[Items from a dataset]

§ §

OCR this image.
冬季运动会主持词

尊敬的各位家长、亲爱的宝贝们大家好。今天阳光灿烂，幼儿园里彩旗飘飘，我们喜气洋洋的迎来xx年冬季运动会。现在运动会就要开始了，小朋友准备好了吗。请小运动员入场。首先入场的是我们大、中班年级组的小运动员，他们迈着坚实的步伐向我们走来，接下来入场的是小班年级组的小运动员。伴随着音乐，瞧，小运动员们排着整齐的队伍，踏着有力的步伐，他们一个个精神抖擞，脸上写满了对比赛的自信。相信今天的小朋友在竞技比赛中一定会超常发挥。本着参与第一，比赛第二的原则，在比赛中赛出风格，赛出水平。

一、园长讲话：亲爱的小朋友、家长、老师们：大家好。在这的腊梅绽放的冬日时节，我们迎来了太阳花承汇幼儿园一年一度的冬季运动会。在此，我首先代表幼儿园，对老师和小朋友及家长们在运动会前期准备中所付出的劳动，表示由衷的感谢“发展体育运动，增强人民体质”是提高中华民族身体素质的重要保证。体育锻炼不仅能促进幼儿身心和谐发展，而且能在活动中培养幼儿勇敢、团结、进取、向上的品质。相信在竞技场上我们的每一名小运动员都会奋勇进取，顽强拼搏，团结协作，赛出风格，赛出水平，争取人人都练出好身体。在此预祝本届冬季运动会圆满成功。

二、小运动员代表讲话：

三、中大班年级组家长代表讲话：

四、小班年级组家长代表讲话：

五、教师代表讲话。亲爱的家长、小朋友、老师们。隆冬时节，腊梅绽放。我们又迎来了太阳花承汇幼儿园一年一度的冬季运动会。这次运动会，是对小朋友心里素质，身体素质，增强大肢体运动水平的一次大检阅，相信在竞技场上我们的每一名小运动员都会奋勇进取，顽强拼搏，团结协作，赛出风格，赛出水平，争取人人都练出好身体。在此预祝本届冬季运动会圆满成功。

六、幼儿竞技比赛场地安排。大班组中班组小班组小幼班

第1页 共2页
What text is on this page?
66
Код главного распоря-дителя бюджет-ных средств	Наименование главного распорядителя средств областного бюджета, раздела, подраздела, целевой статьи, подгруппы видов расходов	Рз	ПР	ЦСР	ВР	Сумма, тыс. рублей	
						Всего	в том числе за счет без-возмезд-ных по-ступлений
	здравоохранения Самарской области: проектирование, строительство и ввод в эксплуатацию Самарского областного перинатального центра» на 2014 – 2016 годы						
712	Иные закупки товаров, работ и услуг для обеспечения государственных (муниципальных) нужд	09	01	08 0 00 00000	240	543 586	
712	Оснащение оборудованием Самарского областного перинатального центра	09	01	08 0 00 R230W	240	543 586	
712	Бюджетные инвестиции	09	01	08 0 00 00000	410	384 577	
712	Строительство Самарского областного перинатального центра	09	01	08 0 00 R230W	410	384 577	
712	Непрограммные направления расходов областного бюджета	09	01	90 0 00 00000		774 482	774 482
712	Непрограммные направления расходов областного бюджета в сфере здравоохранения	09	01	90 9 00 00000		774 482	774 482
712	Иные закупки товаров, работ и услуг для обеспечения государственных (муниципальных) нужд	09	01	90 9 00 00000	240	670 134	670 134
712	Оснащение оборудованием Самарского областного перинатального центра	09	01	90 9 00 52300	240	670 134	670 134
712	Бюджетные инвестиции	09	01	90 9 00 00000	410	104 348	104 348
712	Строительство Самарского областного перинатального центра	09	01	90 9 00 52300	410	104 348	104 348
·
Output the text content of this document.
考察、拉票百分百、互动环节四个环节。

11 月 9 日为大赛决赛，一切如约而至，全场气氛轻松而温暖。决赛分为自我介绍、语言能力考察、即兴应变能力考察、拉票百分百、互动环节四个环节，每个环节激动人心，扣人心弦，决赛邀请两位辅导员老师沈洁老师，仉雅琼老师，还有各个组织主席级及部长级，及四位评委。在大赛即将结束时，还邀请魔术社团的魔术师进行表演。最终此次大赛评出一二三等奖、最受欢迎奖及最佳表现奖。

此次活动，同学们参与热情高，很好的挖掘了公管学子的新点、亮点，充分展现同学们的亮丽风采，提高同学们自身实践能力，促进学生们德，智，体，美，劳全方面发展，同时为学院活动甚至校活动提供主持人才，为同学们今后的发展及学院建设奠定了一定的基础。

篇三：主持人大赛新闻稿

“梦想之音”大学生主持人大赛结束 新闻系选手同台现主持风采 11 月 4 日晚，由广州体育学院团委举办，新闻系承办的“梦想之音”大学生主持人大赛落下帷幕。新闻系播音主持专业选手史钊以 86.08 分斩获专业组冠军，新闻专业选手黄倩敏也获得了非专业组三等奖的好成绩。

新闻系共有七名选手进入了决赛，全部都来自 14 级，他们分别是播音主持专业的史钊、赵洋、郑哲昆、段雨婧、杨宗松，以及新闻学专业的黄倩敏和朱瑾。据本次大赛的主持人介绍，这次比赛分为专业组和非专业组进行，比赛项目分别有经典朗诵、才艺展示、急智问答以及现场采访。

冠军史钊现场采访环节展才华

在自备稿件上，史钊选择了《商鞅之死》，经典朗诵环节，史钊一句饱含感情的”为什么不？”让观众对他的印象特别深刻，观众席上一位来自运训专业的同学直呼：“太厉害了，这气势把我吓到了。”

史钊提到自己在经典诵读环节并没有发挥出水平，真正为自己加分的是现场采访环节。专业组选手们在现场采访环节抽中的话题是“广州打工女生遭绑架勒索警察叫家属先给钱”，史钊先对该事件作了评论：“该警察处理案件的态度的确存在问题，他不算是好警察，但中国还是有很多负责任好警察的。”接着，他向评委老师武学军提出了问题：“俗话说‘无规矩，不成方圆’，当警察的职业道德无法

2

§ §

» STATED PROBLEM: Tally the lines that hold the string "закупки" and state the total, nothing more.

» THE OUTPUT: 2